[Written instruction 1]: In the reply about supplying Airflow credentials, update the passage from "So we could" to "are well behaved.", replacing "hash" with "dictionary".
[Written instruction 2]: Extend the thread on supplying Airflow connection credentials to hooks, continuing after its last sentence.

[Excerpt provided]:

----

Well, I don’t think a hook (or task) should be obtain it by itself. It should 
be supplied.
At the moment you start executing the task you cannot trust it anymore (ie. it 
is unmanaged 
/ non airflow code).

So we could change the basehook to understand supplied credentials and populate
a hash with “conn_ids”. Hooks normally call BaseHook.get_connection anyway, so
it shouldnt be too hard and should in principle not require changes to the hooks
themselves if they are well behaved.

B.

> On 28 Jul 2018, at 17:41, Dan Davydov <ddavy...@twitter.com.INVALID> wrote:
> 
> *So basically in the scheduler we parse the dag. Either from the manifest
> (new) or from smart parsing (probably harder, maybe some auto register?) we
> know what connections and keytabs are available dag wide or per task.*
> This is the hard part that I was curious about, for dynamically created
> DAGs, e.g. those generated by reading tasks in a MySQL database or a json
> file, there isn't a great way to do this.

----

[Data shown]:
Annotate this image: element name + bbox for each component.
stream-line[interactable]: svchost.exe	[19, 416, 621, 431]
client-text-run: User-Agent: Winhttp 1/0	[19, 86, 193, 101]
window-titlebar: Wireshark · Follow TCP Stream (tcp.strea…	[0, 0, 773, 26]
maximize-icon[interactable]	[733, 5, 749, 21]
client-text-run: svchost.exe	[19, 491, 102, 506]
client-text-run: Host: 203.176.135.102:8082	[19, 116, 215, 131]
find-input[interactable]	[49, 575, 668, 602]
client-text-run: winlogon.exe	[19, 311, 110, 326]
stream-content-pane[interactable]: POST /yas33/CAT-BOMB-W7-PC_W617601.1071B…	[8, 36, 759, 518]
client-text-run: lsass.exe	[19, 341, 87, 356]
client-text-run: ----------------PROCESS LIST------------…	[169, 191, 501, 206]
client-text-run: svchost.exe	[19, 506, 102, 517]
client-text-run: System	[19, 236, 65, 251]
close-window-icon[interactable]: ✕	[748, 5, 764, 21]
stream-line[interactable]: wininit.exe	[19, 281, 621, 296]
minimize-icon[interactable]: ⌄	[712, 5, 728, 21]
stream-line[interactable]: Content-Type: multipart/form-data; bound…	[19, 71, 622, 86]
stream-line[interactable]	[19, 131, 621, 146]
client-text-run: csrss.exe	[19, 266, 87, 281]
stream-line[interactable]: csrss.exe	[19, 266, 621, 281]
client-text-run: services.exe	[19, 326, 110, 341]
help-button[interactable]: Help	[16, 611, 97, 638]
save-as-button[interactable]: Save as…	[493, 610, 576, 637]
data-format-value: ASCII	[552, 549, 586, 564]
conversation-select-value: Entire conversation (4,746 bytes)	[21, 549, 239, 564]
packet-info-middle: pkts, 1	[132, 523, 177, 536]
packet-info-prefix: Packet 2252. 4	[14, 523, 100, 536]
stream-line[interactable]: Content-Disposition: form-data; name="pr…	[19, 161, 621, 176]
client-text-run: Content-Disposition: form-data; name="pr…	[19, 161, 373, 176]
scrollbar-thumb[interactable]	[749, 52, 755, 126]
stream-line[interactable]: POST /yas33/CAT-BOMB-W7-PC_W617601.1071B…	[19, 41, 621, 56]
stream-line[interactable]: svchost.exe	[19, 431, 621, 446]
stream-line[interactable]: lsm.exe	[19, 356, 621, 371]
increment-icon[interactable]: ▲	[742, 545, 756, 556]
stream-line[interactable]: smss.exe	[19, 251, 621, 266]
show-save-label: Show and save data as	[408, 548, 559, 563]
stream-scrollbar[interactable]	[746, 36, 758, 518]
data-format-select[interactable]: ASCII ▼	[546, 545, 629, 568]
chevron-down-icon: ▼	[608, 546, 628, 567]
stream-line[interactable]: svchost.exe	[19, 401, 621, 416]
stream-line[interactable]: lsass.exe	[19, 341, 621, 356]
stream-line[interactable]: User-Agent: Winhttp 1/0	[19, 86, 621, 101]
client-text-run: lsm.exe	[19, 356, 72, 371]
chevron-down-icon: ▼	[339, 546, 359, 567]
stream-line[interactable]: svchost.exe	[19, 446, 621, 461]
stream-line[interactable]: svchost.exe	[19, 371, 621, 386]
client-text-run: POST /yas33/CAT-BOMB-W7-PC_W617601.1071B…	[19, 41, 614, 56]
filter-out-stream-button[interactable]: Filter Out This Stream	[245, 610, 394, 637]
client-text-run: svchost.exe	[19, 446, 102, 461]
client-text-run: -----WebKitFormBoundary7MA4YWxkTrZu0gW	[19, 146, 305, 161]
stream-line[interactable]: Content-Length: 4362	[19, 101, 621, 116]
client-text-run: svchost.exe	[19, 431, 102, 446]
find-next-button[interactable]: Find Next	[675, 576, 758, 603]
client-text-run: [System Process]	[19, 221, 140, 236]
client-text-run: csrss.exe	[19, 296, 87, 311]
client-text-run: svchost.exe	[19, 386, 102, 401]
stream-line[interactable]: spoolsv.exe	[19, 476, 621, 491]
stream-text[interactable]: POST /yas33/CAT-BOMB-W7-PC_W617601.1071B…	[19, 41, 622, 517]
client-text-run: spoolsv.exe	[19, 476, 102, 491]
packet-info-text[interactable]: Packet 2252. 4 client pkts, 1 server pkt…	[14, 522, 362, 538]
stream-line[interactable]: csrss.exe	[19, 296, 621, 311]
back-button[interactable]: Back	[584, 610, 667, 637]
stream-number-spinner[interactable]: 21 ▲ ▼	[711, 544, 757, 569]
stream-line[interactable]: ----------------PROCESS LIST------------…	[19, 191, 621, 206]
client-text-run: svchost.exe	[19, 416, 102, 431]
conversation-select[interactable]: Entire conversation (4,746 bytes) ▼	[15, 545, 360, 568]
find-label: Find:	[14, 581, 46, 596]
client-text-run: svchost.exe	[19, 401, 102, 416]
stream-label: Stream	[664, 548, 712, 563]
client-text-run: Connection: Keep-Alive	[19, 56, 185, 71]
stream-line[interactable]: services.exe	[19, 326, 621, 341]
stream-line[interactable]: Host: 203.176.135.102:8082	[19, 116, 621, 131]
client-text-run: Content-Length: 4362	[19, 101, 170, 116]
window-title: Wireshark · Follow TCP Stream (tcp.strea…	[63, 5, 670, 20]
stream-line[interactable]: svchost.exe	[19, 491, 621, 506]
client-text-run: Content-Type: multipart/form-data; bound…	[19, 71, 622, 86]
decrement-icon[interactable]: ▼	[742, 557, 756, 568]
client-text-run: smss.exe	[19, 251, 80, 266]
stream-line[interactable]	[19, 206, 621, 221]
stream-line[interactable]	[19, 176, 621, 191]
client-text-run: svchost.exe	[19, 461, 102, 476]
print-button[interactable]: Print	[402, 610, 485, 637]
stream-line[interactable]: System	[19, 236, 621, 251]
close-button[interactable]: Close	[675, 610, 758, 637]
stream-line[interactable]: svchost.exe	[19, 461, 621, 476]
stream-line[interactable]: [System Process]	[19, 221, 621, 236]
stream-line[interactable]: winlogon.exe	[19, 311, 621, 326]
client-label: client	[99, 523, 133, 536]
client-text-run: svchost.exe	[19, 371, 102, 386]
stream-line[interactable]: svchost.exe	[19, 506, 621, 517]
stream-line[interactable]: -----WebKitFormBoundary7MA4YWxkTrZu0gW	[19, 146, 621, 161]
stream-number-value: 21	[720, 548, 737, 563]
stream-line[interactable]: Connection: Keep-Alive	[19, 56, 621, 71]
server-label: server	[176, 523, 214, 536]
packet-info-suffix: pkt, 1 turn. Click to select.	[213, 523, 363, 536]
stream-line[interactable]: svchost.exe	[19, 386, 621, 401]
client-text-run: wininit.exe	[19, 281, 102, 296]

----

[Final answer 1]:
So we could change the basehook to understand supplied credentials and populate
a dictionary with “conn_ids”. Hooks normally call BaseHook.get_connection anyway, so
it shouldnt be too hard and should in principle not require changes to the hooks
themselves if they are well behaved.

[Final answer 2]:
> 
> I 100% agree with deprecating the connections table (at least for the
> secure option). The main work there is rewriting all hooks to take
> credentials from arbitrary data sources by allowing a customized
> CredentialsReader class. Although hooks are technically private, I think a
> lot of companies depend on them so the PMC should probably discuss if this
> is an Airflow 2.0 change or not.
> 
> On Fri, Jul 27, 2018 at 5:24 PM Bolke de Bruin <bdbr...@gmail.com> wrote:
> 
>> Sure. In general I consider keytabs as a part of connection information.
>> Connections should be secured by sending the connection information a task
>> needs as part of information the executor gets. A task should then not need
>> access to the connection table in Airflow. Keytabs could then be send as
>> part of the connection information (base64 encoded) and setup by the
>> executor (this key) to be read only to the task it is launching.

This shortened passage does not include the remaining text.